== To do ==
Output all of the data below exactly as given.

== Stored data ==
^^^^^^^^

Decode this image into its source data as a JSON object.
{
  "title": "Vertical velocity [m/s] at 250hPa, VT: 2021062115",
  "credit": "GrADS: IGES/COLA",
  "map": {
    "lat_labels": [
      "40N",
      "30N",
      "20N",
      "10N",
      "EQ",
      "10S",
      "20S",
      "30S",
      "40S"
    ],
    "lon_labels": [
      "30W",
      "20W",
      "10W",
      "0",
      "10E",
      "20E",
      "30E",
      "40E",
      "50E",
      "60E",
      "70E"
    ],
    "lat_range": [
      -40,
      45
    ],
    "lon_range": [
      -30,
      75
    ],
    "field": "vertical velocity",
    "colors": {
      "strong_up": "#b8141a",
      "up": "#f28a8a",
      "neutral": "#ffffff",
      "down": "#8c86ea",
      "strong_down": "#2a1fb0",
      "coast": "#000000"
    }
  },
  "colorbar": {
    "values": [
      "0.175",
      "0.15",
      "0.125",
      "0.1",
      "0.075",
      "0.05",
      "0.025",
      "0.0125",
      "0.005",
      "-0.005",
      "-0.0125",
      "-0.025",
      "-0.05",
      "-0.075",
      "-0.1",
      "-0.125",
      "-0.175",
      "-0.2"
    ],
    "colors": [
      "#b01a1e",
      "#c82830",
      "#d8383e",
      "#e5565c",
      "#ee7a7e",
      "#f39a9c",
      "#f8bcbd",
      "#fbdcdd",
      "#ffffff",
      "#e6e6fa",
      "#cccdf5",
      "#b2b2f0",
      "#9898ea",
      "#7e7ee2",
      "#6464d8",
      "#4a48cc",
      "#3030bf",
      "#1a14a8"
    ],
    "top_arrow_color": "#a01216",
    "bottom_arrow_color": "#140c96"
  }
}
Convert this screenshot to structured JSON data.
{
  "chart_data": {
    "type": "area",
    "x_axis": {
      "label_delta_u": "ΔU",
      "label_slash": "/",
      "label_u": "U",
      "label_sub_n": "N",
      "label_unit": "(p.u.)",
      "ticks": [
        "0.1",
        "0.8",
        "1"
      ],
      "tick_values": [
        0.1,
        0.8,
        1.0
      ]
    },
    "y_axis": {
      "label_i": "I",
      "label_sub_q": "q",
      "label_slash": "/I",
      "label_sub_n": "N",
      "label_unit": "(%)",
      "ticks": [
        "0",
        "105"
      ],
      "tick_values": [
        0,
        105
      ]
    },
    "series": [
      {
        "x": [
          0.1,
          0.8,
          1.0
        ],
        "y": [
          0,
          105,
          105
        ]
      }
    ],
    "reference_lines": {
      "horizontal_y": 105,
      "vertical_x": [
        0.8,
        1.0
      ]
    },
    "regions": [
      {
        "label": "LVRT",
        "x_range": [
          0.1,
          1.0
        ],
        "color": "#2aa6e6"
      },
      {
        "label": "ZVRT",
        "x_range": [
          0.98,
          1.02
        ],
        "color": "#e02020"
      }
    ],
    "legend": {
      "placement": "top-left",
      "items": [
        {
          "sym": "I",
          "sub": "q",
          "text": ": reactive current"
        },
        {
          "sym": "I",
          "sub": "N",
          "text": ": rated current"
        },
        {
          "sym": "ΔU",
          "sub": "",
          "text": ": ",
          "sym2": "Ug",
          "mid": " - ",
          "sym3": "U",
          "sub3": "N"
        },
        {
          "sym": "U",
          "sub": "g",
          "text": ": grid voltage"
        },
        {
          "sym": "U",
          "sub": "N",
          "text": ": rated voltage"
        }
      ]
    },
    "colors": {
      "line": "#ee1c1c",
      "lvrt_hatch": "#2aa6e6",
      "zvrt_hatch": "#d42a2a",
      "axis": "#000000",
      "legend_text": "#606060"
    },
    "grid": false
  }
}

^^^^^^^^

== Exercise solution ==
Decode this image into its source data as a JSON object.
{
  "title": "Vertical velocity [m/s] at 250hPa, VT: 2021062115",
  "credit": "GrADS: IGES/COLA",
  "map": {
    "lat_labels": [
      "40N",
      "30N",
      "20N",
      "10N",
      "EQ",
      "10S",
      "20S",
      "30S",
      "40S"
    ],
    "lon_labels": [
      "30W",
      "20W",
      "10W",
      "0",
      "10E",
      "20E",
      "30E",
      "40E",
      "50E",
      "60E",
      "70E"
    ],
    "lat_range": [
      -40,
      45
    ],
    "lon_range": [
      -30,
      75
    ],
    "field": "vertical velocity",
    "colors": {
      "strong_up": "#b8141a",
      "up": "#f28a8a",
      "neutral": "#ffffff",
      "down": "#8c86ea",
      "strong_down": "#2a1fb0",
      "coast": "#000000"
    }
  },
  "colorbar": {
    "values": [
      "0.175",
      "0.15",
      "0.125",
      "0.1",
      "0.075",
      "0.05",
      "0.025",
      "0.0125",
      "0.005",
      "-0.005",
      "-0.0125",
      "-0.025",
      "-0.05",
      "-0.075",
      "-0.1",
      "-0.125",
      "-0.175",
      "-0.2"
    ],
    "colors": [
      "#b01a1e",
      "#c82830",
      "#d8383e",
      "#e5565c",
      "#ee7a7e",
      "#f39a9c",
      "#f8bcbd",
      "#fbdcdd",
      "#ffffff",
      "#e6e6fa",
      "#cccdf5",
      "#b2b2f0",
      "#9898ea",
      "#7e7ee2",
      "#6464d8",
      "#4a48cc",
      "#3030bf",
      "#1a14a8"
    ],
    "top_arrow_color": "#a01216",
    "bottom_arrow_color": "#140c96"
  }
}
Convert this screenshot to structured JSON data.
{
  "chart_data": {
    "type": "area",
    "x_axis": {
      "label_delta_u": "ΔU",
      "label_slash": "/",
      "label_u": "U",
      "label_sub_n": "N",
      "label_unit": "(p.u.)",
      "ticks": [
        "0.1",
        "0.8",
        "1"
      ],
      "tick_values": [
        0.1,
        0.8,
        1.0
      ]
    },
    "y_axis": {
      "label_i": "I",
      "label_sub_q": "q",
      "label_slash": "/I",
      "label_sub_n": "N",
      "label_unit": "(%)",
      "ticks": [
        "0",
        "105"
      ],
      "tick_values": [
        0,
        105
      ]
    },
    "series": [
      {
        "x": [
          0.1,
          0.8,
          1.0
        ],
        "y": [
          0,
          105,
          105
        ]
      }
    ],
    "reference_lines": {
      "horizontal_y": 105,
      "vertical_x": [
        0.8,
        1.0
      ]
    },
    "regions": [
      {
        "label": "LVRT",
        "x_range": [
          0.1,
          1.0
        ],
        "color": "#2aa6e6"
      },
      {
        "label": "ZVRT",
        "x_range": [
          0.98,
          1.02
        ],
        "color": "#e02020"
      }
    ],
    "legend": {
      "placement": "top-left",
      "items": [
        {
          "sym": "I",
          "sub": "q",
          "text": ": reactive current"
        },
        {
          "sym": "I",
          "sub": "N",
          "text": ": rated current"
        },
        {
          "sym": "ΔU",
          "sub": "",
          "text": ": ",
          "sym2": "Ug",
          "mid": " - ",
          "sym3": "U",
          "sub3": "N"
        },
        {
          "sym": "U",
          "sub": "g",
          "text": ": grid voltage"
        },
        {
          "sym": "U",
          "sub": "N",
          "text": ": rated voltage"
        }
      ]
    },
    "colors": {
      "line": "#ee1c1c",
      "lvrt_hatch": "#2aa6e6",
      "zvrt_hatch": "#d42a2a",
      "axis": "#000000",
      "legend_text": "#606060"
    },
    "grid": false
  }
}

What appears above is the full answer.